[BEGIN Records supplied]
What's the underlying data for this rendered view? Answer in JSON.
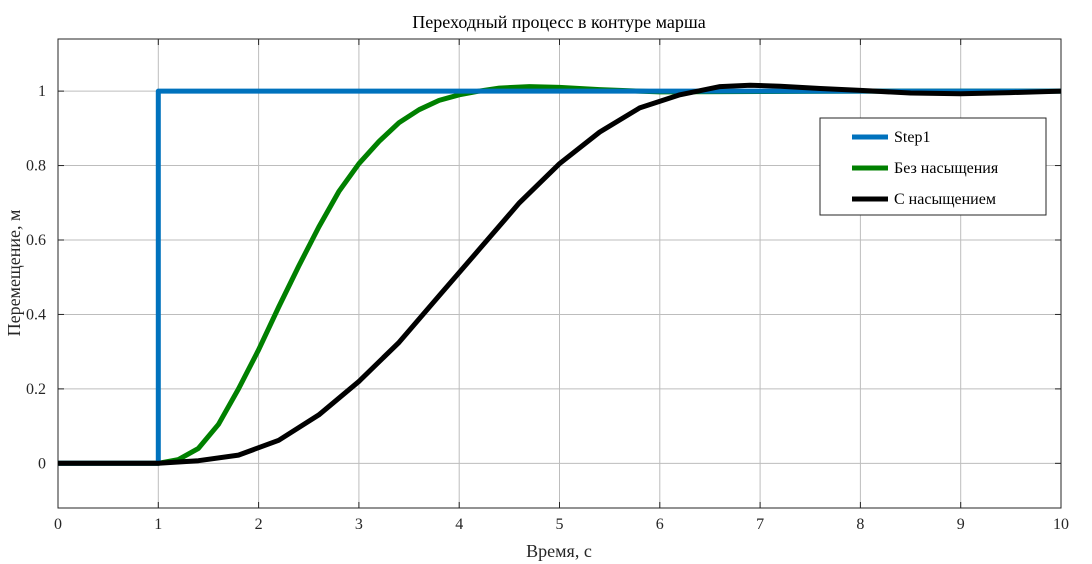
{
  "chart_data": {
    "type": "line",
    "title": "Переходный процесс в контуре марша",
    "xlabel": "Время, с",
    "ylabel": "Перемещение, м",
    "xlim": [
      0,
      10
    ],
    "ylim": [
      -0.12,
      1.14
    ],
    "xticks": [
      0,
      1,
      2,
      3,
      4,
      5,
      6,
      7,
      8,
      9,
      10
    ],
    "yticks": [
      0,
      0.2,
      0.4,
      0.6,
      0.8,
      1
    ],
    "xtick_labels": [
      "0",
      "1",
      "2",
      "3",
      "4",
      "5",
      "6",
      "7",
      "8",
      "9",
      "10"
    ],
    "ytick_labels": [
      "0",
      "0.2",
      "0.4",
      "0.6",
      "0.8",
      "1"
    ],
    "grid": true,
    "legend_position": "top-right",
    "series": [
      {
        "name": "Step1",
        "color": "#0072bd",
        "x": [
          0,
          1,
          1,
          10
        ],
        "y": [
          0,
          0,
          1,
          1
        ]
      },
      {
        "name": "Без насыщения",
        "color": "#008000",
        "x": [
          0,
          1,
          1.2,
          1.4,
          1.6,
          1.8,
          2.0,
          2.2,
          2.4,
          2.6,
          2.8,
          3.0,
          3.2,
          3.4,
          3.6,
          3.8,
          4.0,
          4.2,
          4.4,
          4.7,
          5.0,
          5.4,
          6.0,
          7.0,
          8.0,
          10
        ],
        "y": [
          0,
          0,
          0.01,
          0.04,
          0.105,
          0.2,
          0.305,
          0.42,
          0.53,
          0.635,
          0.73,
          0.805,
          0.865,
          0.915,
          0.95,
          0.975,
          0.99,
          1.0,
          1.008,
          1.012,
          1.01,
          1.004,
          0.998,
          0.999,
          1.0,
          1.0
        ]
      },
      {
        "name": "С насыщением",
        "color": "#000000",
        "x": [
          0,
          1,
          1.4,
          1.8,
          2.2,
          2.6,
          3.0,
          3.4,
          3.8,
          4.2,
          4.6,
          5.0,
          5.4,
          5.8,
          6.2,
          6.6,
          6.9,
          7.2,
          7.6,
          8.0,
          8.5,
          9.0,
          9.5,
          10
        ],
        "y": [
          0,
          0,
          0.007,
          0.022,
          0.062,
          0.13,
          0.22,
          0.325,
          0.45,
          0.575,
          0.7,
          0.805,
          0.89,
          0.955,
          0.99,
          1.012,
          1.016,
          1.013,
          1.007,
          1.002,
          0.995,
          0.993,
          0.996,
          1.0
        ]
      }
    ]
  }
}
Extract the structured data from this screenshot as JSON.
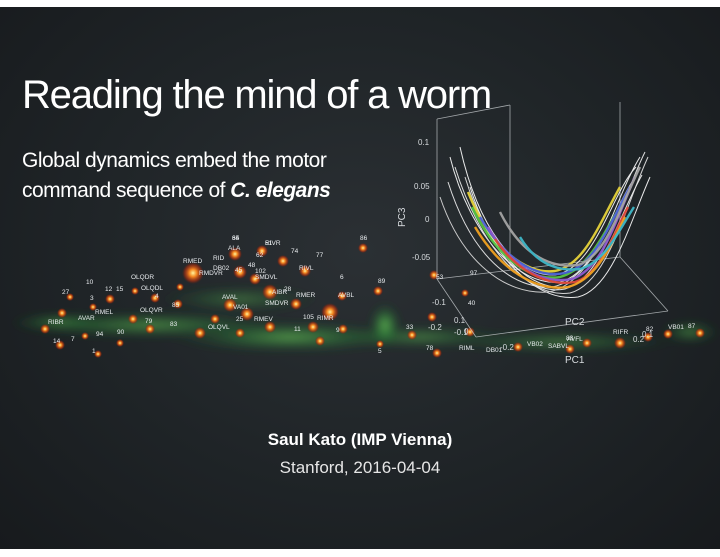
{
  "slide": {
    "title": "Reading the mind of a worm",
    "subtitle_line1": "Global dynamics embed the motor",
    "subtitle_line2_prefix": "command sequence of ",
    "subtitle_line2_species": "C. elegans",
    "author": "Saul Kato (IMP Vienna)",
    "venue_date": "Stanford, 2016-04-04"
  },
  "neuron_image": {
    "labels": [
      "34",
      "RIVR",
      "ALA",
      "74",
      "77",
      "RIVL",
      "86",
      "RMED",
      "RID",
      "62",
      "RMDVR",
      "45",
      "48",
      "OLQDR",
      "89",
      "10",
      "53",
      "97",
      "12",
      "15",
      "OLQDL",
      "27",
      "4",
      "RMER",
      "AVBL",
      "85",
      "RMEL",
      "OLQVR",
      "SMDVL",
      "AIBR",
      "RIMR",
      "79",
      "83",
      "OLQVL",
      "25",
      "RMEV",
      "33",
      "40",
      "90",
      "94",
      "14",
      "7",
      "1",
      "5",
      "11",
      "87",
      "RIML",
      "DB01",
      "VB02",
      "SABVL",
      "AVFL",
      "RIFR",
      "VB01",
      "DB02",
      "VA01",
      "SMDVR",
      "AVAL",
      "RIBR",
      "AVAR",
      "3",
      "6",
      "9",
      "78",
      "82",
      "88",
      "105",
      "102",
      "28",
      "65",
      "51"
    ],
    "plot_axis_ticks": [
      "0.1",
      "0.05",
      "0",
      "-0.05",
      "-0.1",
      "-0.2",
      "0.1",
      "0",
      "0.2",
      "0.1",
      "-0.1",
      "-0.2"
    ],
    "plot_axis_labels": [
      "PC3",
      "PC2",
      "PC1"
    ]
  },
  "colors": {
    "background": "#1f2427",
    "text": "#ffffff",
    "neuron_glow": "#ff6a1a",
    "tissue_green": "#3fa84a"
  }
}
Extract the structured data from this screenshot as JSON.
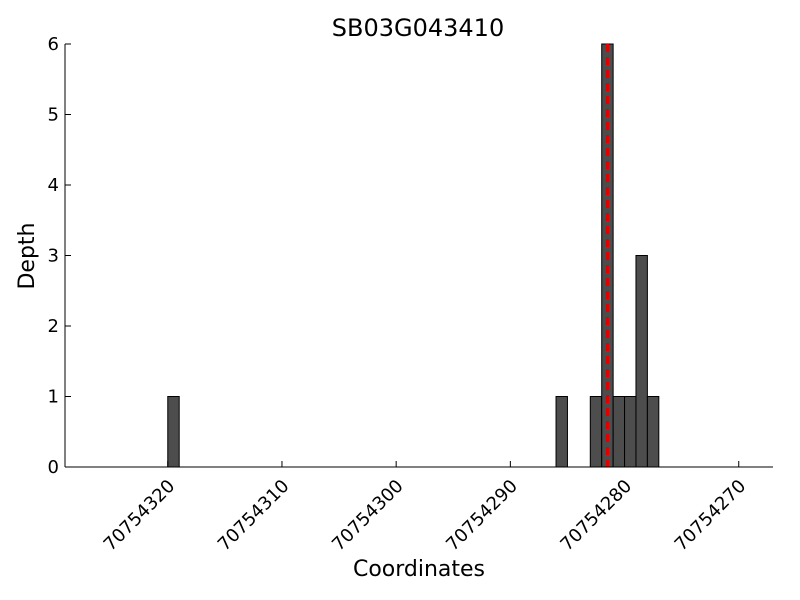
{
  "chart_data": {
    "type": "bar",
    "title": "SB03G043410",
    "xlabel": "Coordinates",
    "ylabel": "Depth",
    "x": [
      70754320,
      70754286,
      70754283,
      70754282,
      70754281,
      70754280,
      70754279,
      70754278
    ],
    "values": [
      1,
      1,
      1,
      6,
      1,
      1,
      3,
      1
    ],
    "color": "#4d4d4d",
    "marker": 70754281.5,
    "marker_color": "#e00000",
    "xlim": [
      70754329,
      70754267
    ],
    "xticks": [
      70754320,
      70754310,
      70754300,
      70754290,
      70754280,
      70754270
    ],
    "ylim": [
      0,
      6
    ],
    "yticks": [
      0,
      1,
      2,
      3,
      4,
      5,
      6
    ],
    "grid": false
  }
}
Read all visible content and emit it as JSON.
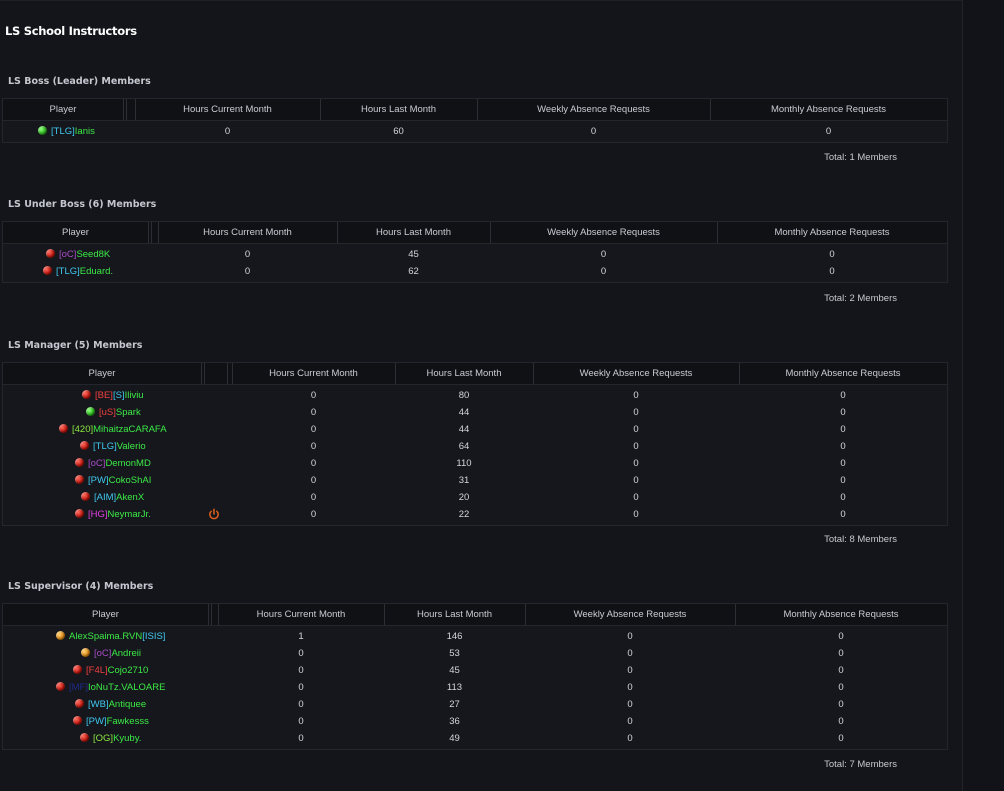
{
  "page_title": "LS School Instructors",
  "columns": [
    "Player",
    "Hours Current Month",
    "Hours Last Month",
    "Weekly Absence Requests",
    "Monthly Absence Requests"
  ],
  "colors": {
    "background": "#121318",
    "panel": "#14151a",
    "header_row": "#101115",
    "name_green": "#3bea46",
    "tag_green": "#3bea46",
    "tag_cyan": "#3fc9f0",
    "tag_purple": "#a84cc8",
    "tag_red": "#f04040",
    "tag_magenta": "#e040e0",
    "tag_navy": "#1c2a8a",
    "tag_lime": "#8ce840",
    "status_online": "#28b41a",
    "status_offline": "#c0140c",
    "status_away": "#e08a10",
    "power_icon": "#e0601a"
  },
  "sections": [
    {
      "title": "LS Boss (Leader) Members",
      "total": "Total: 1 Members",
      "rows": [
        {
          "status": "green",
          "tag": "[TLG]",
          "tag_color": "#3fc9f0",
          "name": "Ianis",
          "hcm": "0",
          "hlm": "60",
          "war": "0",
          "mar": "0"
        }
      ]
    },
    {
      "title": "LS Under Boss (6) Members",
      "total": "Total: 2 Members",
      "rows": [
        {
          "status": "red",
          "tag": "[oC]",
          "tag_color": "#a84cc8",
          "name": "Seed8K",
          "hcm": "0",
          "hlm": "45",
          "war": "0",
          "mar": "0"
        },
        {
          "status": "red",
          "tag": "[TLG]",
          "tag_color": "#3fc9f0",
          "name": "Eduard.",
          "hcm": "0",
          "hlm": "62",
          "war": "0",
          "mar": "0"
        }
      ]
    },
    {
      "title": "LS Manager (5) Members",
      "total": "Total: 8 Members",
      "rows": [
        {
          "status": "red",
          "tag": "[BE]",
          "tag_color": "#f04040",
          "tag2": "[S]",
          "tag2_color": "#3fc9f0",
          "name": "Iliviu",
          "hcm": "0",
          "hlm": "80",
          "war": "0",
          "mar": "0"
        },
        {
          "status": "green",
          "tag": "[uS]",
          "tag_color": "#f04040",
          "name": "Spark",
          "hcm": "0",
          "hlm": "44",
          "war": "0",
          "mar": "0"
        },
        {
          "status": "red",
          "tag": "[420]",
          "tag_color": "#8ce840",
          "name": "MihaitzaCARAFA",
          "hcm": "0",
          "hlm": "44",
          "war": "0",
          "mar": "0"
        },
        {
          "status": "red",
          "tag": "[TLG]",
          "tag_color": "#3fc9f0",
          "name": "Valerio",
          "hcm": "0",
          "hlm": "64",
          "war": "0",
          "mar": "0"
        },
        {
          "status": "red",
          "tag": "[oC]",
          "tag_color": "#a84cc8",
          "name": "DemonMD",
          "hcm": "0",
          "hlm": "110",
          "war": "0",
          "mar": "0"
        },
        {
          "status": "red",
          "tag": "[PW]",
          "tag_color": "#3fc9f0",
          "name": "CokoShAI",
          "hcm": "0",
          "hlm": "31",
          "war": "0",
          "mar": "0"
        },
        {
          "status": "red",
          "tag": "[AIM]",
          "tag_color": "#3fc9f0",
          "name": "AkenX",
          "hcm": "0",
          "hlm": "20",
          "war": "0",
          "mar": "0"
        },
        {
          "status": "red",
          "tag": "[HG]",
          "tag_color": "#e040e0",
          "name": "NeymarJr.",
          "hcm": "0",
          "hlm": "22",
          "war": "0",
          "mar": "0",
          "power_icon": "power-icon"
        }
      ]
    },
    {
      "title": "LS Supervisor (4) Members",
      "total": "Total: 7 Members",
      "rows": [
        {
          "status": "orange",
          "tag": "",
          "tag_color": "#3fc9f0",
          "name": "AlexSpaima.RVN",
          "name_suffix": "[ISIS]",
          "suffix_color": "#3fc9f0",
          "hcm": "1",
          "hlm": "146",
          "war": "0",
          "mar": "0"
        },
        {
          "status": "orange",
          "tag": "[oC]",
          "tag_color": "#a84cc8",
          "name": "Andreii",
          "hcm": "0",
          "hlm": "53",
          "war": "0",
          "mar": "0"
        },
        {
          "status": "red",
          "tag": "[F4L]",
          "tag_color": "#f04040",
          "name": "Cojo2710",
          "hcm": "0",
          "hlm": "45",
          "war": "0",
          "mar": "0"
        },
        {
          "status": "red",
          "tag": "[MF]",
          "tag_color": "#1c2a8a",
          "name": "IoNuTz.VALOARE",
          "hcm": "0",
          "hlm": "113",
          "war": "0",
          "mar": "0"
        },
        {
          "status": "red",
          "tag": "[WB]",
          "tag_color": "#3fc9f0",
          "name": "Antiquee",
          "hcm": "0",
          "hlm": "27",
          "war": "0",
          "mar": "0"
        },
        {
          "status": "red",
          "tag": "[PW]",
          "tag_color": "#3fc9f0",
          "name": "Fawkesss",
          "hcm": "0",
          "hlm": "36",
          "war": "0",
          "mar": "0"
        },
        {
          "status": "red",
          "tag": "[OG]",
          "tag_color": "#8ce840",
          "name": "Kyuby.",
          "hcm": "0",
          "hlm": "49",
          "war": "0",
          "mar": "0"
        }
      ]
    }
  ]
}
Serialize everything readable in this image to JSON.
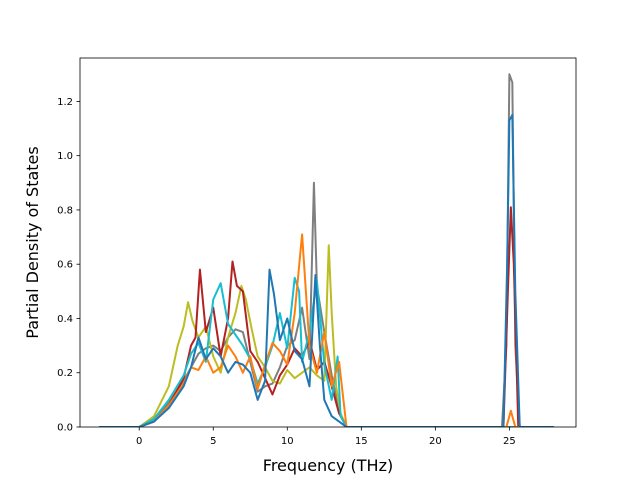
{
  "chart_data": {
    "type": "line",
    "xlabel": "Frequency (THz)",
    "ylabel": "Partial Density of States",
    "xlim": [
      -4.0,
      29.5
    ],
    "ylim": [
      0.0,
      1.36
    ],
    "xticks": [
      0,
      5,
      10,
      15,
      20,
      25
    ],
    "yticks": [
      0.0,
      0.2,
      0.4,
      0.6,
      0.8,
      1.0,
      1.2
    ],
    "xtick_labels": [
      "0",
      "5",
      "10",
      "15",
      "20",
      "25"
    ],
    "ytick_labels": [
      "0.0",
      "0.2",
      "0.4",
      "0.6",
      "0.8",
      "1.0",
      "1.2"
    ],
    "grid": false,
    "legend": "none",
    "series": [
      {
        "color": "#7f7f7f",
        "x": [
          -2.7,
          0.0,
          1.0,
          2.0,
          3.0,
          3.5,
          4.0,
          4.5,
          5.0,
          5.5,
          6.0,
          6.5,
          7.0,
          7.5,
          8.0,
          8.5,
          9.0,
          9.5,
          10.0,
          10.5,
          11.0,
          11.5,
          11.8,
          12.0,
          12.5,
          13.0,
          13.5,
          14.0,
          24.5,
          24.8,
          25.0,
          25.2,
          25.4,
          25.7,
          28.0
        ],
        "y": [
          0.0,
          0.0,
          0.03,
          0.09,
          0.17,
          0.22,
          0.27,
          0.29,
          0.3,
          0.28,
          0.33,
          0.36,
          0.35,
          0.24,
          0.13,
          0.15,
          0.16,
          0.22,
          0.3,
          0.32,
          0.44,
          0.25,
          0.9,
          0.52,
          0.35,
          0.19,
          0.06,
          0.0,
          0.0,
          0.3,
          1.3,
          1.27,
          0.3,
          0.0,
          0.0
        ]
      },
      {
        "color": "#bcbd22",
        "x": [
          -2.7,
          0.0,
          1.0,
          2.0,
          2.6,
          3.0,
          3.3,
          3.6,
          4.0,
          4.5,
          5.0,
          5.5,
          6.0,
          6.5,
          6.9,
          7.2,
          7.6,
          8.0,
          8.5,
          9.0,
          9.5,
          10.0,
          10.5,
          11.0,
          11.5,
          12.0,
          12.5,
          12.8,
          13.0,
          13.3,
          13.6,
          14.0,
          28.0
        ],
        "y": [
          0.0,
          0.0,
          0.04,
          0.15,
          0.3,
          0.37,
          0.46,
          0.39,
          0.33,
          0.37,
          0.26,
          0.2,
          0.33,
          0.42,
          0.52,
          0.47,
          0.36,
          0.26,
          0.22,
          0.17,
          0.16,
          0.21,
          0.18,
          0.2,
          0.22,
          0.19,
          0.17,
          0.67,
          0.42,
          0.15,
          0.05,
          0.0,
          0.0
        ]
      },
      {
        "color": "#b22222",
        "x": [
          -2.7,
          0.0,
          1.0,
          2.0,
          3.0,
          3.5,
          3.8,
          4.1,
          4.5,
          5.0,
          5.5,
          6.0,
          6.3,
          6.6,
          7.0,
          7.5,
          8.0,
          8.5,
          9.0,
          9.5,
          10.0,
          10.5,
          11.0,
          11.5,
          12.0,
          12.5,
          13.0,
          13.5,
          14.0,
          24.6,
          24.9,
          25.1,
          25.3,
          25.6,
          28.0
        ],
        "y": [
          0.0,
          0.0,
          0.02,
          0.08,
          0.18,
          0.3,
          0.33,
          0.58,
          0.35,
          0.44,
          0.26,
          0.4,
          0.61,
          0.52,
          0.5,
          0.28,
          0.24,
          0.18,
          0.12,
          0.19,
          0.23,
          0.29,
          0.26,
          0.32,
          0.21,
          0.24,
          0.15,
          0.05,
          0.0,
          0.0,
          0.5,
          0.81,
          0.6,
          0.0,
          0.0
        ]
      },
      {
        "color": "#17becf",
        "x": [
          -2.7,
          0.0,
          1.0,
          2.0,
          3.0,
          3.5,
          4.0,
          4.5,
          5.0,
          5.5,
          6.0,
          6.5,
          7.0,
          7.5,
          8.0,
          8.5,
          9.0,
          9.5,
          10.0,
          10.5,
          10.8,
          11.0,
          11.5,
          12.0,
          12.5,
          13.0,
          13.4,
          13.6,
          14.0,
          28.0
        ],
        "y": [
          0.0,
          0.0,
          0.03,
          0.1,
          0.19,
          0.27,
          0.31,
          0.24,
          0.47,
          0.53,
          0.38,
          0.34,
          0.3,
          0.25,
          0.16,
          0.22,
          0.3,
          0.42,
          0.29,
          0.55,
          0.5,
          0.24,
          0.35,
          0.54,
          0.23,
          0.1,
          0.26,
          0.04,
          0.0,
          0.0
        ]
      },
      {
        "color": "#ff7f0e",
        "x": [
          -2.7,
          0.0,
          1.0,
          2.0,
          3.0,
          3.5,
          4.0,
          4.5,
          5.0,
          5.5,
          6.0,
          6.5,
          7.0,
          7.5,
          8.0,
          8.5,
          9.0,
          9.5,
          10.0,
          10.5,
          11.0,
          11.5,
          12.0,
          12.5,
          13.0,
          13.5,
          14.0,
          24.8,
          25.1,
          25.4,
          28.0
        ],
        "y": [
          0.0,
          0.0,
          0.02,
          0.08,
          0.16,
          0.22,
          0.21,
          0.26,
          0.2,
          0.22,
          0.3,
          0.26,
          0.2,
          0.26,
          0.14,
          0.23,
          0.31,
          0.28,
          0.23,
          0.42,
          0.71,
          0.3,
          0.2,
          0.35,
          0.15,
          0.24,
          0.0,
          0.0,
          0.06,
          0.0,
          0.0
        ]
      },
      {
        "color": "#1f77b4",
        "x": [
          -2.7,
          0.0,
          1.0,
          2.0,
          3.0,
          3.5,
          4.0,
          4.5,
          5.0,
          5.5,
          6.0,
          6.5,
          7.0,
          7.5,
          8.0,
          8.5,
          8.8,
          9.1,
          9.5,
          10.0,
          10.5,
          11.0,
          11.5,
          11.9,
          12.2,
          12.5,
          13.0,
          13.5,
          14.0,
          24.6,
          24.85,
          25.0,
          25.2,
          25.4,
          25.7,
          28.0
        ],
        "y": [
          0.0,
          0.0,
          0.02,
          0.07,
          0.15,
          0.22,
          0.33,
          0.25,
          0.29,
          0.26,
          0.2,
          0.24,
          0.23,
          0.2,
          0.1,
          0.17,
          0.58,
          0.49,
          0.32,
          0.4,
          0.28,
          0.25,
          0.15,
          0.56,
          0.3,
          0.1,
          0.04,
          0.02,
          0.0,
          0.0,
          0.6,
          1.13,
          1.15,
          0.5,
          0.0,
          0.0
        ]
      }
    ]
  }
}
[END Records supplied]
* Given problem *
Report the number of lines holding the string "Requests", without any other words.

* Task solution *
2